**Stored data:**
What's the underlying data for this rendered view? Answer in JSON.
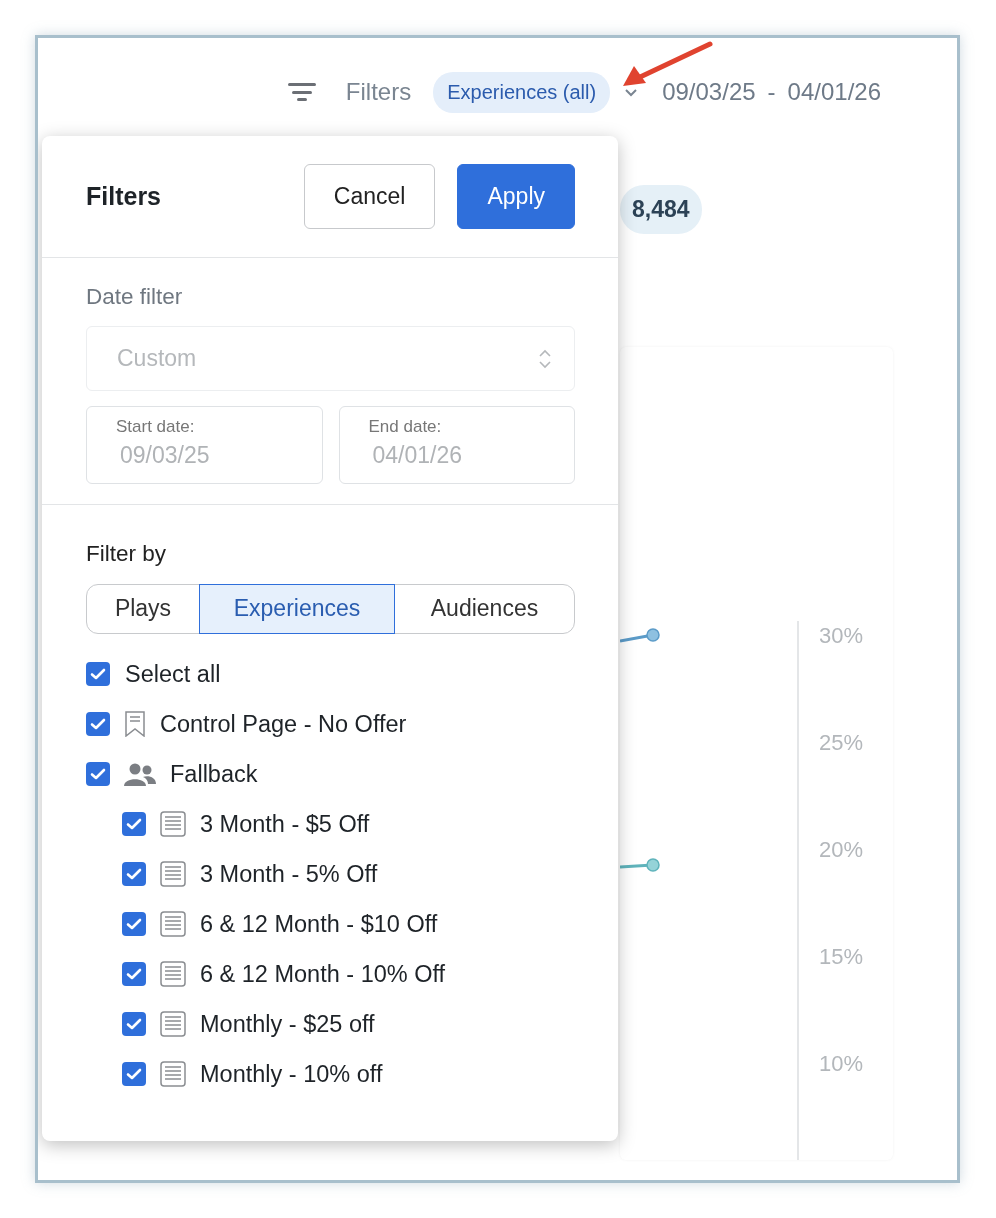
{
  "toolbar": {
    "filters_label": "Filters",
    "active_filter": "Experiences (all)",
    "start_date": "09/03/25",
    "date_separator": "-",
    "end_date": "04/01/26"
  },
  "summary": {
    "count": "8,484"
  },
  "chart": {
    "axis_labels": [
      "30%",
      "25%",
      "20%",
      "15%",
      "10%"
    ]
  },
  "filters_panel": {
    "title": "Filters",
    "buttons": [
      {
        "label": "Cancel",
        "kind": "secondary"
      },
      {
        "label": "Apply",
        "kind": "primary"
      }
    ],
    "date_filter": {
      "label": "Date filter",
      "mode": {
        "value": "Custom",
        "disabled": true
      },
      "start": {
        "label": "Start date:",
        "value": "09/03/25"
      },
      "end": {
        "label": "End date:",
        "value": "04/01/26"
      }
    },
    "filter_by": {
      "label": "Filter by",
      "tabs": [
        {
          "label": "Plays",
          "selected": false
        },
        {
          "label": "Experiences",
          "selected": true
        },
        {
          "label": "Audiences",
          "selected": false
        }
      ],
      "options": [
        {
          "label": "Select all",
          "checked": true,
          "kind": "all"
        },
        {
          "label": "Control Page - No Offer",
          "checked": true,
          "kind": "page"
        },
        {
          "label": "Fallback",
          "checked": true,
          "kind": "group",
          "children": [
            {
              "label": "3 Month - $5 Off",
              "checked": true,
              "kind": "offer"
            },
            {
              "label": "3 Month - 5% Off",
              "checked": true,
              "kind": "offer"
            },
            {
              "label": "6 & 12 Month - $10 Off",
              "checked": true,
              "kind": "offer"
            },
            {
              "label": "6 & 12 Month - 10% Off",
              "checked": true,
              "kind": "offer"
            },
            {
              "label": "Monthly - $25 off",
              "checked": true,
              "kind": "offer"
            },
            {
              "label": "Monthly - 10% off",
              "checked": true,
              "kind": "offer"
            }
          ]
        }
      ]
    }
  }
}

**Task details:** Find each line that has the word "Experiences", then copy it out.

**Result:**
    "active_filter": "Experiences (all)",
          "label": "Experiences",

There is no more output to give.